Collection entries
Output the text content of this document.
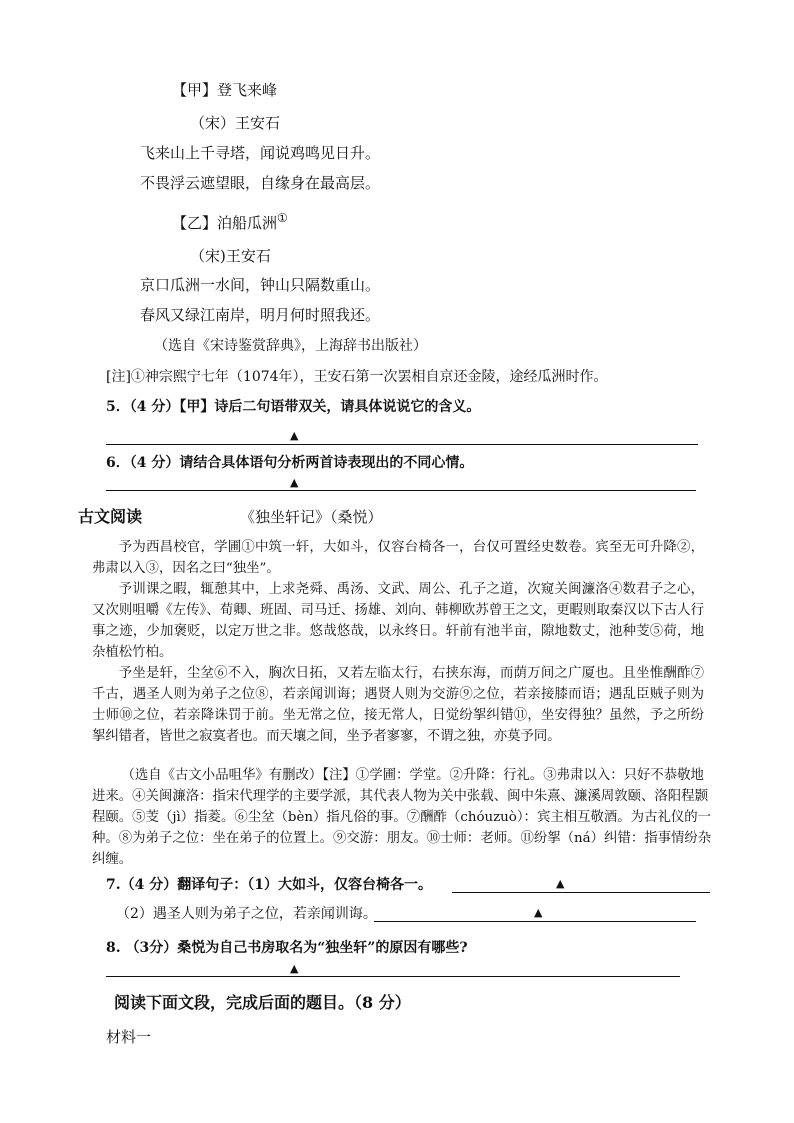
【甲】登飞来峰
（宋）王安石
飞来山上千寻塔，闻说鸡鸣见日升。
不畏浮云遮望眼，自缘身在最高层。
【乙】泊船瓜洲①
（宋)王安石
京口瓜洲一水间，钟山只隔数重山。
春风又绿江南岸，明月何时照我还。
（选自《宋诗鉴赏辞典》，上海辞书出版社）
[注]①神宗熙宁七年（1074年），王安石第一次罢相自京还金陵，途经瓜洲时作。
5．（4 分）【甲】诗后二句语带双关，请具体说说它的含义。
▲
6．（4 分）请结合具体语句分析两首诗表现出的不同心情。
▲
古文阅读	《独坐轩记》（桑悦）

予为西昌校官，学圃①中筑一轩，大如斗，仅容台椅各一，台仅可置经史数卷。宾至无可升降②，弗肃以入③，因名之曰“独坐”。

予训课之暇，辄憩其中，上求尧舜、禹汤、文武、周公、孔子之道，次窥关闽濂洛④数君子之心，又次则咀嚼《左传》、荀卿、班固、司马迁、扬雄、刘向、韩柳欧苏曾王之文，更暇则取秦汉以下古人行事之迹，少加褒贬，以定万世之非。悠哉悠哉，以永终日。轩前有池半亩，隙地数丈，池种芰⑤荷，地杂植松竹柏。

予坐是轩，尘坌⑥不入，胸次日拓，又若左临太行，右挟东海，而荫万间之广厦也。且坐惟酬酢⑦千古，遇圣人则为弟子之位⑧，若亲闻训诲；遇贤人则为交游⑨之位，若亲接膝而语；遇乱臣贼子则为士师⑩之位，若亲降诛罚于前。坐无常之位，接无常人，日觉纷挐纠错⑪，坐安得独？虽然，予之所纷挐纠错者，皆世之寂寞者也。而天壤之间，坐予者寥寥，不谓之独，亦莫予同。

（选自《古文小品咀华》有删改）【注】①学圃：学堂。②升降：行礼。③弗肃以入：只好不恭敬地进来。④关闽濂洛：指宋代理学的主要学派，其代表人物为关中张载、闽中朱熹、濂溪周敦颐、洛阳程颢程颐。⑤芰（jì）指菱。⑥尘坌（bèn）指凡俗的事。⑦酬酢（chóuzuò）：宾主相互敬酒。为古礼仪的一种。⑧为弟子之位：坐在弟子的位置上。⑨交游：朋友。⑩士师：老师。⑪纷挐（ná）纠错：指事情纷杂纠缠。

7.（4 分）翻译句子：（1）大如斗，仅容台椅各一。	▲
（2）遇圣人则为弟子之位，若亲闻训诲。	▲
8. （3分）桑悦为自己书房取名为“独坐轩”的原因有哪些?
▲
阅读下面文段，完成后面的题目。（8 分）
材料一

◆ What is asked ◆
Reproduce each line from the records that contains the word "若亲闻训诲".

◆ Full solution ◆
予坐是轩，尘坌⑥不入，胸次日拓，又若左临太行，右挟东海，而荫万间之广厦也。且坐惟酬酢⑦千古，遇圣人则为弟子之位⑧，若亲闻训诲；遇贤人则为交游⑨之位，若亲接膝而语；遇乱臣贼子则为士师⑩之位，若亲降诛罚于前。坐无常之位，接无常人，日觉纷挐纠错⑪，坐安得独？虽然，予之所纷挐纠错者，皆世之寂寞者也。而天壤之间，坐予者寥寥，不谓之独，亦莫予同。
（2）遇圣人则为弟子之位，若亲闻训诲。	▲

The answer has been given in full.